* [What is being asked]:
Could you repeat the lines below word for word, leaving out the pictures?

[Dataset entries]
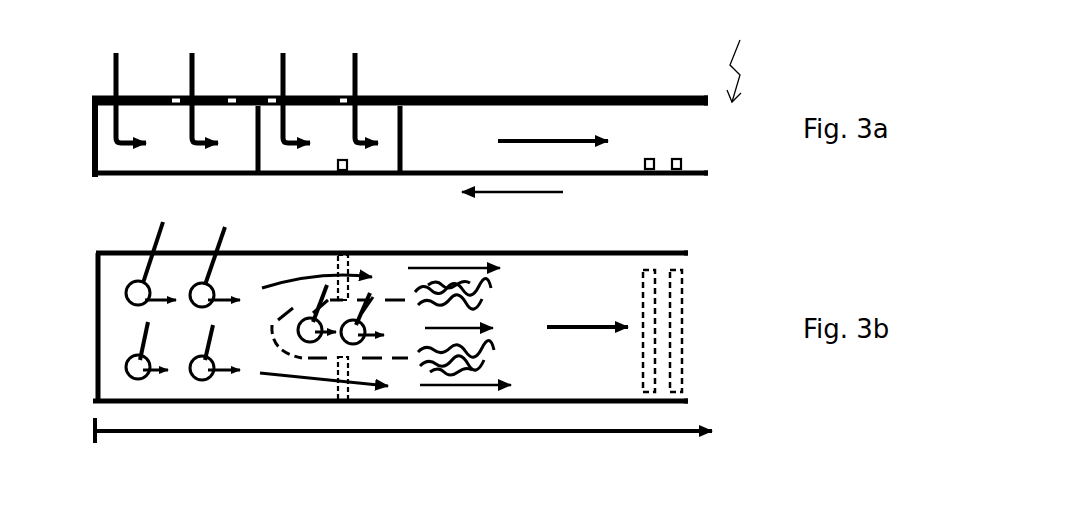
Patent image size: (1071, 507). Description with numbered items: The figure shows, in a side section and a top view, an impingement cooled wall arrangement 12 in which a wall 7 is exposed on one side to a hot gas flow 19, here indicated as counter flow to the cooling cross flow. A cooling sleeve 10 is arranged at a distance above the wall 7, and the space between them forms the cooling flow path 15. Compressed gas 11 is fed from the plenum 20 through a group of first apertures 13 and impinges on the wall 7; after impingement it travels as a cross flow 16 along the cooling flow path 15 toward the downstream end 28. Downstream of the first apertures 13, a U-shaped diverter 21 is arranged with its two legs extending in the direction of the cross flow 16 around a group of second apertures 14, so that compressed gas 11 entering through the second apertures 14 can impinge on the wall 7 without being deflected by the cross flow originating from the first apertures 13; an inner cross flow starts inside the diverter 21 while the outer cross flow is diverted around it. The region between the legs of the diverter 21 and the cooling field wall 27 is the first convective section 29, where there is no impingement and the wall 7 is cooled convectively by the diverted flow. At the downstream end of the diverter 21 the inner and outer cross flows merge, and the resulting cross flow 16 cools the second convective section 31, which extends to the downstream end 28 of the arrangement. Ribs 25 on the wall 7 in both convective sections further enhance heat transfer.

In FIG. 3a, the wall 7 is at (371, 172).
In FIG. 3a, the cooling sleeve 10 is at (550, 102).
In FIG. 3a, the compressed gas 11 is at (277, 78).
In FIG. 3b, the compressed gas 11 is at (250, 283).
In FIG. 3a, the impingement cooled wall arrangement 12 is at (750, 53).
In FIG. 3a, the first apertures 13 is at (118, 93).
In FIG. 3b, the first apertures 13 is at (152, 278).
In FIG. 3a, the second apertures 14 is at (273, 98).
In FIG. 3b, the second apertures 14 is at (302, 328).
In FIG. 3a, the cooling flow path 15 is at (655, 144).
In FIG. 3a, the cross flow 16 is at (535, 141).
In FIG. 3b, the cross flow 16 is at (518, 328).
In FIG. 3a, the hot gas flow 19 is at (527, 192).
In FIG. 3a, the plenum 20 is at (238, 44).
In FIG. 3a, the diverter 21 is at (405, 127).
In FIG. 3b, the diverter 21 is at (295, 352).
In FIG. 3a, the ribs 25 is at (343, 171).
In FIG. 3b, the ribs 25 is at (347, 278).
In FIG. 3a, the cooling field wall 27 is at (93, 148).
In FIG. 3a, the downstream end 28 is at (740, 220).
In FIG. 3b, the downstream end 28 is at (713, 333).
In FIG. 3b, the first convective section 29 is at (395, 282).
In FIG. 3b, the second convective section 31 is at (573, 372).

* [Solution to the exercise]:
Patent image size: (1071, 507). Description with numbered items: The figure shows, in a side section and a top view, an impingement cooled wall arrangement 12 in which a wall 7 is exposed on one side to a hot gas flow 19, here indicated as counter flow to the cooling cross flow. A cooling sleeve 10 is arranged at a distance above the wall 7, and the space between them forms the cooling flow path 15. Compressed gas 11 is fed from the plenum 20 through a group of first apertures 13 and impinges on the wall 7; after impingement it travels as a cross flow 16 along the cooling flow path 15 toward the downstream end 28. Downstream of the first apertures 13, a U-shaped diverter 21 is arranged with its two legs extending in the direction of the cross flow 16 around a group of second apertures 14, so that compressed gas 11 entering through the second apertures 14 can impinge on the wall 7 without being deflected by the cross flow originating from the first apertures 13; an inner cross flow starts inside the diverter 21 while the outer cross flow is diverted around it. The region between the legs of the diverter 21 and the cooling field wall 27 is the first convective section 29, where there is no impingement and the wall 7 is cooled convectively by the diverted flow. At the downstream end of the diverter 21 the inner and outer cross flows merge, and the resulting cross flow 16 cools the second convective section 31, which extends to the downstream end 28 of the arrangement. Ribs 25 on the wall 7 in both convective sections further enhance heat transfer.

In FIG. 3a, the wall 7 is at (371, 172).
In FIG. 3a, the cooling sleeve 10 is at (550, 102).
In FIG. 3a, the compressed gas 11 is at (277, 78).
In FIG. 3b, the compressed gas 11 is at (250, 283).
In FIG. 3a, the impingement cooled wall arrangement 12 is at (750, 53).
In FIG. 3a, the first apertures 13 is at (118, 93).
In FIG. 3b, the first apertures 13 is at (152, 278).
In FIG. 3a, the second apertures 14 is at (273, 98).
In FIG. 3b, the second apertures 14 is at (302, 328).
In FIG. 3a, the cooling flow path 15 is at (655, 144).
In FIG. 3a, the cross flow 16 is at (535, 141).
In FIG. 3b, the cross flow 16 is at (518, 328).
In FIG. 3a, the hot gas flow 19 is at (527, 192).
In FIG. 3a, the plenum 20 is at (238, 44).
In FIG. 3a, the diverter 21 is at (405, 127).
In FIG. 3b, the diverter 21 is at (295, 352).
In FIG. 3a, the ribs 25 is at (343, 171).
In FIG. 3b, the ribs 25 is at (347, 278).
In FIG. 3a, the cooling field wall 27 is at (93, 148).
In FIG. 3a, the downstream end 28 is at (740, 220).
In FIG. 3b, the downstream end 28 is at (713, 333).
In FIG. 3b, the first convective section 29 is at (395, 282).
In FIG. 3b, the second convective section 31 is at (573, 372).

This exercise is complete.